A run of records
━━━━━━━━━━━━━━━━

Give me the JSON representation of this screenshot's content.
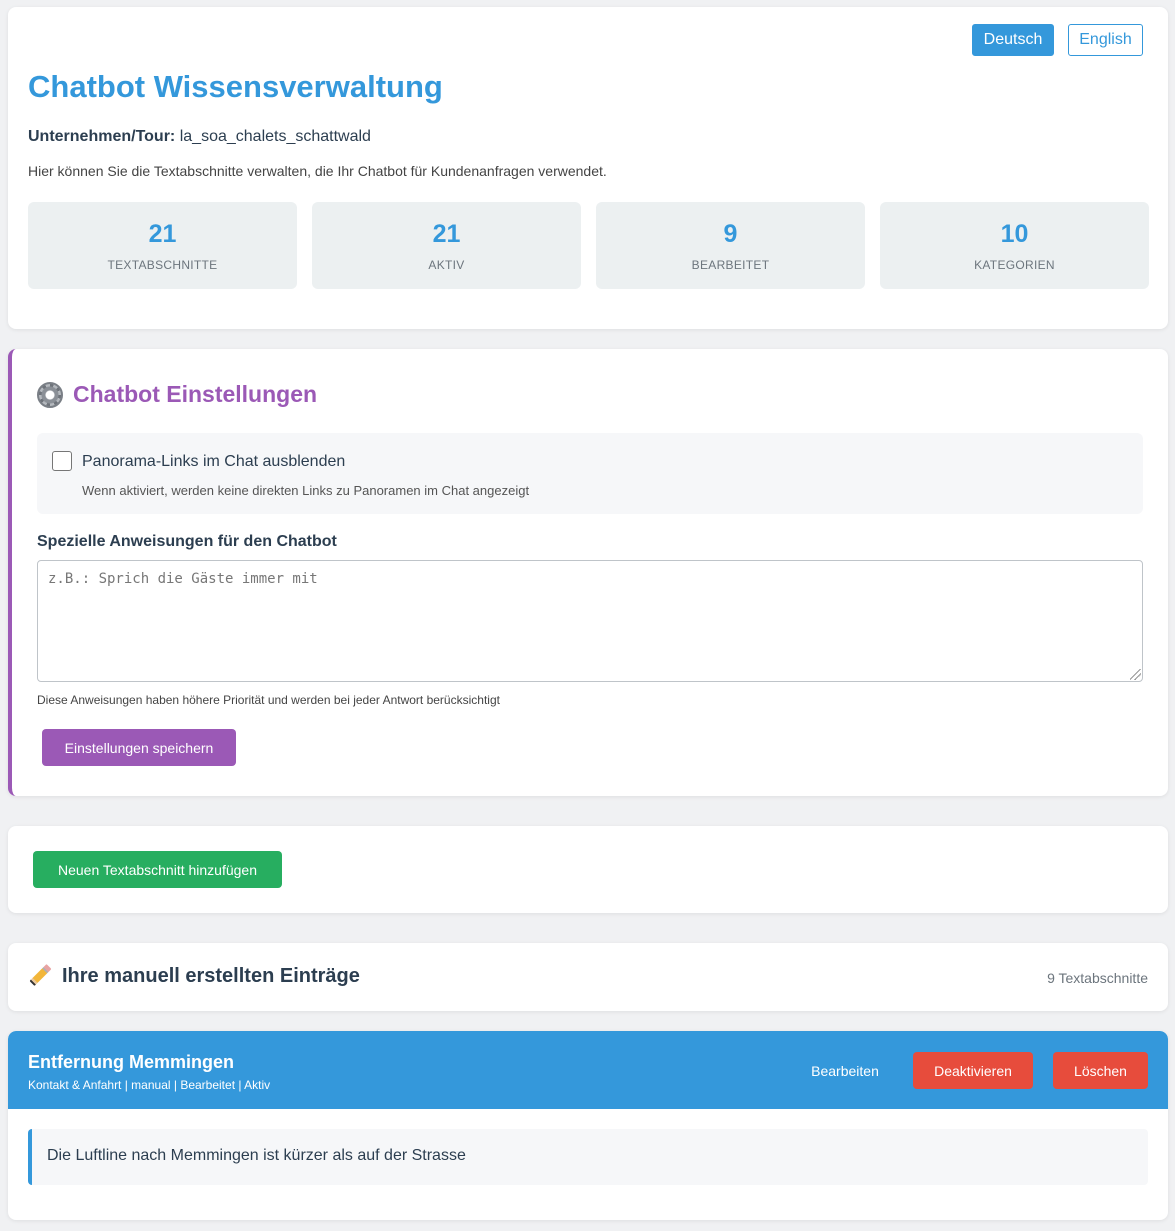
{
  "language": {
    "options": [
      "Deutsch",
      "English"
    ],
    "selected": "Deutsch"
  },
  "header": {
    "title": "Chatbot Wissensverwaltung",
    "company_label": "Unternehmen/Tour:",
    "company_value": "la_soa_chalets_schattwald",
    "description": "Hier können Sie die Textabschnitte verwalten, die Ihr Chatbot für Kundenanfragen verwendet."
  },
  "stats": [
    {
      "value": "21",
      "label": "TEXTABSCHNITTE"
    },
    {
      "value": "21",
      "label": "AKTIV"
    },
    {
      "value": "9",
      "label": "BEARBEITET"
    },
    {
      "value": "10",
      "label": "KATEGORIEN"
    }
  ],
  "settings": {
    "icon": "gear-icon",
    "title": "Chatbot Einstellungen",
    "hide_panorama_label": "Panorama-Links im Chat ausblenden",
    "hide_panorama_checked": false,
    "hide_panorama_hint": "Wenn aktiviert, werden keine direkten Links zu Panoramen im Chat angezeigt",
    "instructions_label": "Spezielle Anweisungen für den Chatbot",
    "instructions_value": "",
    "instructions_placeholder": "z.B.: Sprich die Gäste immer mit",
    "instructions_hint": "Diese Anweisungen haben höhere Priorität und werden bei jeder Antwort berücksichtigt",
    "save_label": "Einstellungen speichern"
  },
  "add": {
    "button_label": "Neuen Textabschnitt hinzufügen"
  },
  "entries": {
    "icon": "pencil-icon",
    "title": "Ihre manuell erstellten Einträge",
    "count_text": "9 Textabschnitte",
    "items": [
      {
        "title": "Entfernung Memmingen",
        "meta": "Kontakt & Anfahrt | manual | Bearbeitet | Aktiv",
        "edit_label": "Bearbeiten",
        "deactivate_label": "Deaktivieren",
        "delete_label": "Löschen",
        "text": "Die Luftline nach Memmingen ist kürzer als auf der Strasse"
      }
    ]
  },
  "colors": {
    "primary": "#3498db",
    "settings_accent": "#9b59b6",
    "add_button": "#27ae60",
    "danger": "#e74c3c",
    "stat_bg": "#ecf0f1"
  }
}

━━━━━━━━━━━━━━━━

From the listing above, copy every line that includes the word "title".

§ The answer
    "title": "Chatbot Wissensverwaltung",
    "title": "Chatbot Einstellungen",
    "title": "Ihre manuell erstellten Einträge",
        "title": "Entfernung Memmingen",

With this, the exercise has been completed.